WORK INSTRUCTIONS –
Answer these questions from the book descriptions below:
1. Which two species of ancient human relatives did Lee Berger spearhead the discovery of?
2. What range of locales does Scheel's octopus research span?
3. In what year did Elzada Clover and Lois Jotter make their river journey?

There are no stupid questions in science

There Are (No) Stupid Questions ... In Science provides easy-to-understand, and delightfully cheeky explanations for scientific and medical quandaries, and is appropriate for those with no prior scientific knowledge to colleagues in the scientific field.
Cave of Bones

Lee Berger is an award-winning paleoarchaeologist whose explorations into human origins in Africa over the past 25 years have resulted in the discovery of more hominin fossil remains than any other. He spearheaded the discovery of two new species of ancient human relatives- Australopithecus sediba and Homo naledi .
Many Things Under a Rock: The Mysteries of Octopuses

Marine biologist Scheel debuts with a fascinating exploration of how octopuses experience their world. Drawing on research he's conducted in locales from Hawaii to Alaska, Scheel dives into the science of how the cephalopods think about and sense the world around them.
Brave the Wild River

A biography of two female botanists who cataloged the plants of the Grand Canyon. Sevigny, a science journalist for Arizona Public Radio, recounts the details of the 1938 river journey of Elzada Clover and Lois Jotter, who, along with their guide, Norm Nevills, and a few other crew members, traveled down the Colorado River with the goal of cataloging undiscovered plants in the area.

MATERIAL SUPPLIED –
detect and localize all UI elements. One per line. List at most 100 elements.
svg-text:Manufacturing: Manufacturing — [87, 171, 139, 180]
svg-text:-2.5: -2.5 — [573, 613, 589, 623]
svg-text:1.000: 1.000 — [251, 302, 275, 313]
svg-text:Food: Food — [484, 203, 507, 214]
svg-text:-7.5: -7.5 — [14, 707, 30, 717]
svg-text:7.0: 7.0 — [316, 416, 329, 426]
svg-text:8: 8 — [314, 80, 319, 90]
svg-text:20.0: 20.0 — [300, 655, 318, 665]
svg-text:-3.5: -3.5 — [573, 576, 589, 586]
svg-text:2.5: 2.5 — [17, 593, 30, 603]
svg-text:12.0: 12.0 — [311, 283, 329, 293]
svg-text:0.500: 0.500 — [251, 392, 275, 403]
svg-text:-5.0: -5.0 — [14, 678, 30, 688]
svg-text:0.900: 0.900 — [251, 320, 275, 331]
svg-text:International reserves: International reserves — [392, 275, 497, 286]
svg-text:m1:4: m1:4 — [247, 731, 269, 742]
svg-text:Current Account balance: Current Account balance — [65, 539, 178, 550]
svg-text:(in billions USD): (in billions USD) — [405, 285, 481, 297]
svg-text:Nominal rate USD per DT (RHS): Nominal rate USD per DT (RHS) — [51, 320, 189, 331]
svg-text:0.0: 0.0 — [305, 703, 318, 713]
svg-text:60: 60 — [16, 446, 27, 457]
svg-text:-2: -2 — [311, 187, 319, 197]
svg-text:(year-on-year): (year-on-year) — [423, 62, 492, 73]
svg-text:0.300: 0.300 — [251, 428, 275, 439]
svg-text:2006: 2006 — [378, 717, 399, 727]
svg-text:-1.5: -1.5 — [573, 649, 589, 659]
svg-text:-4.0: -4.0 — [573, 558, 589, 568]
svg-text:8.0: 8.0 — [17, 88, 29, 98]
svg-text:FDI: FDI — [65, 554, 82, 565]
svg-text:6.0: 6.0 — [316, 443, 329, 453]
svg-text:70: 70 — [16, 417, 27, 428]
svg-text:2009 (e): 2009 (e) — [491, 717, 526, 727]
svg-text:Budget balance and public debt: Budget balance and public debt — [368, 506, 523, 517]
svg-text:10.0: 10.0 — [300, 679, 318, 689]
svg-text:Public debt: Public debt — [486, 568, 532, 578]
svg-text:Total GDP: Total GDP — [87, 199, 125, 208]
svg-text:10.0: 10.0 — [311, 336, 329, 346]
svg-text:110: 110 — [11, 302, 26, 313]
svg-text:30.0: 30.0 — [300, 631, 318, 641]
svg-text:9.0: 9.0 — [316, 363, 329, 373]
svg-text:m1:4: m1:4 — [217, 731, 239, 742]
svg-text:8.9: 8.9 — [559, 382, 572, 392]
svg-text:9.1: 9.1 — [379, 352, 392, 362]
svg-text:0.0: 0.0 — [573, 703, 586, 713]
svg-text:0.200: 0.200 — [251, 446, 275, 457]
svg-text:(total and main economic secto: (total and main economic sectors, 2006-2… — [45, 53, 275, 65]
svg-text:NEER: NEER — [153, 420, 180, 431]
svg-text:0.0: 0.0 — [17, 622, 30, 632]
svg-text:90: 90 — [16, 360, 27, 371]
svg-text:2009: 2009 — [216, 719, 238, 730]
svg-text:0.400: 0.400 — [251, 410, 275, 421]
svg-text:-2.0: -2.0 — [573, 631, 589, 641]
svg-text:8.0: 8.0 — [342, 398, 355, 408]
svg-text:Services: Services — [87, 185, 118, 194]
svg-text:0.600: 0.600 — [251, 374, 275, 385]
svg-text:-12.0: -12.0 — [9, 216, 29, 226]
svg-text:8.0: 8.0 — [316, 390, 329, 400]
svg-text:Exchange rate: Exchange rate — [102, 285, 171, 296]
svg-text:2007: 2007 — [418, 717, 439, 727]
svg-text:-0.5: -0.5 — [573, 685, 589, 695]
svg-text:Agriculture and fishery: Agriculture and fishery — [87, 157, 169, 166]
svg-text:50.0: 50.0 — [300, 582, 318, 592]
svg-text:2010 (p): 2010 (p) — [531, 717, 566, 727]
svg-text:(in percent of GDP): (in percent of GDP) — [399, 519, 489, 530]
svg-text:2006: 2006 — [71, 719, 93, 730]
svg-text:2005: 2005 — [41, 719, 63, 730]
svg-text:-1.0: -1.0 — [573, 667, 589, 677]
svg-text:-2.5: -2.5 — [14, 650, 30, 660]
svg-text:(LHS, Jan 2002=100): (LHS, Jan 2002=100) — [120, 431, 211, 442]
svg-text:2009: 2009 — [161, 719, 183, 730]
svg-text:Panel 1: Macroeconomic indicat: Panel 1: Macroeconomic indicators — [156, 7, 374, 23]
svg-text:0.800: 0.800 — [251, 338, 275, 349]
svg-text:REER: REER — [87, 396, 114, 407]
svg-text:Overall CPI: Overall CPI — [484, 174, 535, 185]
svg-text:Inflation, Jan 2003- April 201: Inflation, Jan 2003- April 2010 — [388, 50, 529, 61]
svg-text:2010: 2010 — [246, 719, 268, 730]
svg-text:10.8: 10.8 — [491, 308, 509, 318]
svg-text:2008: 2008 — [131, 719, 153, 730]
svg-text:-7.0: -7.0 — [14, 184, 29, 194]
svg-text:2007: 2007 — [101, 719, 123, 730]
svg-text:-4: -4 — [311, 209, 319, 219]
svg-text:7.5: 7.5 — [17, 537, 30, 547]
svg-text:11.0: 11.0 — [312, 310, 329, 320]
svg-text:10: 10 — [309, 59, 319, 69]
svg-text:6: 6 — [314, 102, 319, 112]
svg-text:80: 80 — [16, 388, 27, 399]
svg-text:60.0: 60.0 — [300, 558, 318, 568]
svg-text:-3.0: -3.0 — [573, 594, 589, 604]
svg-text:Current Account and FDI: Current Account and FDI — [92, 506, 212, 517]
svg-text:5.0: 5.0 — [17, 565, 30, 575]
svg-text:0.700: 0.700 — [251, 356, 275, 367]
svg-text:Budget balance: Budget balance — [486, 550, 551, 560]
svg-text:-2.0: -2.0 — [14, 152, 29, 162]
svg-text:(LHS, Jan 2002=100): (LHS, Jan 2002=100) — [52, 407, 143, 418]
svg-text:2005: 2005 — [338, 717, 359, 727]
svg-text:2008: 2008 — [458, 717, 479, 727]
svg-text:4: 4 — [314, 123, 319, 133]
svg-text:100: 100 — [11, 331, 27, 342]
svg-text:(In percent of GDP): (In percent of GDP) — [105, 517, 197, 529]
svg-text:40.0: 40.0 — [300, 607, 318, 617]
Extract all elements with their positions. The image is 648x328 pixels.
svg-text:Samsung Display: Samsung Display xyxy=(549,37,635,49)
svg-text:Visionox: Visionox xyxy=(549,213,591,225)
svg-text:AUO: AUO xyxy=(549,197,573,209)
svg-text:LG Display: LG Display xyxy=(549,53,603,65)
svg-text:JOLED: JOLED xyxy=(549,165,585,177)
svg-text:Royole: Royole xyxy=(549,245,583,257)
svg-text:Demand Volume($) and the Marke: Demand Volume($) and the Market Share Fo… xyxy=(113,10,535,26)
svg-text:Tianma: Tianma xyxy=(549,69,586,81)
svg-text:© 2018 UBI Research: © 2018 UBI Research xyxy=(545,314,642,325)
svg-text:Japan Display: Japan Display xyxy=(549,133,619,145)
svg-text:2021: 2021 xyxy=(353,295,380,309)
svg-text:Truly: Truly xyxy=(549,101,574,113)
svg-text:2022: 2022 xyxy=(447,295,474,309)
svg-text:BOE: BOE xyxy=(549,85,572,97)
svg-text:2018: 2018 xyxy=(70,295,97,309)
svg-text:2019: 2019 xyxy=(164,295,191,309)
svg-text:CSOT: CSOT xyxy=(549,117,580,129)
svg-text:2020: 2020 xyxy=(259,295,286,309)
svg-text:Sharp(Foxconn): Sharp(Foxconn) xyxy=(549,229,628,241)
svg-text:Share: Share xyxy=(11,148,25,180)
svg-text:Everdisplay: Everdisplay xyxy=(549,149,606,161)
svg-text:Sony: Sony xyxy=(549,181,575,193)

SOLUTION TO THE PROBLEM –
1. Australopithecus sediba and Homo naledi
2. From Hawaii to Alaska
3. 1938